* start DATA PROVIDED *
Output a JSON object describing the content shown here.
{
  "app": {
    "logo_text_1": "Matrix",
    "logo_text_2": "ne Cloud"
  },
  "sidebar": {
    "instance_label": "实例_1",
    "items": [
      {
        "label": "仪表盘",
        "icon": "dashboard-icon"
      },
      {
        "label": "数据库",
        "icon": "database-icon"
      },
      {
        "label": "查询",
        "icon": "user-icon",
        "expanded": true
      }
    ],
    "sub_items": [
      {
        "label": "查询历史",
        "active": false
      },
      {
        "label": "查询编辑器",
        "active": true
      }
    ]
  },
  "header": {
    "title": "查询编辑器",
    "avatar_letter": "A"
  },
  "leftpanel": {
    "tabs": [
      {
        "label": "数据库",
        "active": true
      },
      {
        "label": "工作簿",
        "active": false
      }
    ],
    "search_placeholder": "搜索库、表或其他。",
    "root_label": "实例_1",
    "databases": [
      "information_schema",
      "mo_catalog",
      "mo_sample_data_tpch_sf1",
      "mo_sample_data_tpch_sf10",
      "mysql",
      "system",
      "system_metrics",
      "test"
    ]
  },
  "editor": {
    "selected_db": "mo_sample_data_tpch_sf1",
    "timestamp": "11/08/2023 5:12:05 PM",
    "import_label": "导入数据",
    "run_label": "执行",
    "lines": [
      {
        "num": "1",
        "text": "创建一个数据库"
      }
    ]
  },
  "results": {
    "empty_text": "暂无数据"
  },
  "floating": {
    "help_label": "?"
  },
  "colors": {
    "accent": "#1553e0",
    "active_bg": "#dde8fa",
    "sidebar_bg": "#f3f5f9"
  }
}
* end DATA PROVIDED *
# TASK DIRECTIONS:
Quote the entire listing above exactly.

# CORRECT OUTPUT:
Output a JSON object describing the content shown here.
{
  "app": {
    "logo_text_1": "Matrix",
    "logo_text_2": "ne Cloud"
  },
  "sidebar": {
    "instance_label": "实例_1",
    "items": [
      {
        "label": "仪表盘",
        "icon": "dashboard-icon"
      },
      {
        "label": "数据库",
        "icon": "database-icon"
      },
      {
        "label": "查询",
        "icon": "user-icon",
        "expanded": true
      }
    ],
    "sub_items": [
      {
        "label": "查询历史",
        "active": false
      },
      {
        "label": "查询编辑器",
        "active": true
      }
    ]
  },
  "header": {
    "title": "查询编辑器",
    "avatar_letter": "A"
  },
  "leftpanel": {
    "tabs": [
      {
        "label": "数据库",
        "active": true
      },
      {
        "label": "工作簿",
        "active": false
      }
    ],
    "search_placeholder": "搜索库、表或其他。",
    "root_label": "实例_1",
    "databases": [
      "information_schema",
      "mo_catalog",
      "mo_sample_data_tpch_sf1",
      "mo_sample_data_tpch_sf10",
      "mysql",
      "system",
      "system_metrics",
      "test"
    ]
  },
  "editor": {
    "selected_db": "mo_sample_data_tpch_sf1",
    "timestamp": "11/08/2023 5:12:05 PM",
    "import_label": "导入数据",
    "run_label": "执行",
    "lines": [
      {
        "num": "1",
        "text": "创建一个数据库"
      }
    ]
  },
  "results": {
    "empty_text": "暂无数据"
  },
  "floating": {
    "help_label": "?"
  },
  "colors": {
    "accent": "#1553e0",
    "active_bg": "#dde8fa",
    "sidebar_bg": "#f3f5f9"
  }
}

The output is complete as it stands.